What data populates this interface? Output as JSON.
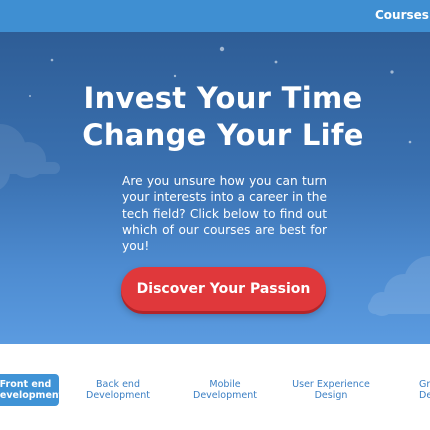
{
  "nav": {
    "courses_label": "Courses"
  },
  "hero": {
    "title_line1": "Invest Your Time",
    "title_line2": "Change Your Life",
    "description": "Are you unsure how you can turn your interests into a career in the tech field? Click below to find out which of our courses are best for you!",
    "cta_label": "Discover Your Passion"
  },
  "tabs": [
    {
      "line1": "Front end",
      "line2": "Development",
      "active": true
    },
    {
      "line1": "Back end",
      "line2": "Development",
      "active": false
    },
    {
      "line1": "Mobile",
      "line2": "Development",
      "active": false
    },
    {
      "line1": "User Experience",
      "line2": "Design",
      "active": false
    },
    {
      "line1": "Graphic",
      "line2": "Design",
      "active": false
    }
  ],
  "colors": {
    "nav_bar": "#3f8fd2",
    "hero_top": "#2e5d96",
    "hero_bottom": "#5b9be0",
    "cta": "#e0383b",
    "tab_active": "#3f93d6",
    "tab_text": "#3b7fc4"
  }
}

_EXERCISE INSTRUCTIONS:_ Transcribe all entries above exactly. Drop the pictures.

_PROBLEM SOLUTION:_
What data populates this interface? Output as JSON.
{
  "nav": {
    "courses_label": "Courses"
  },
  "hero": {
    "title_line1": "Invest Your Time",
    "title_line2": "Change Your Life",
    "description": "Are you unsure how you can turn your interests into a career in the tech field? Click below to find out which of our courses are best for you!",
    "cta_label": "Discover Your Passion"
  },
  "tabs": [
    {
      "line1": "Front end",
      "line2": "Development",
      "active": true
    },
    {
      "line1": "Back end",
      "line2": "Development",
      "active": false
    },
    {
      "line1": "Mobile",
      "line2": "Development",
      "active": false
    },
    {
      "line1": "User Experience",
      "line2": "Design",
      "active": false
    },
    {
      "line1": "Graphic",
      "line2": "Design",
      "active": false
    }
  ],
  "colors": {
    "nav_bar": "#3f8fd2",
    "hero_top": "#2e5d96",
    "hero_bottom": "#5b9be0",
    "cta": "#e0383b",
    "tab_active": "#3f93d6",
    "tab_text": "#3b7fc4"
  }
}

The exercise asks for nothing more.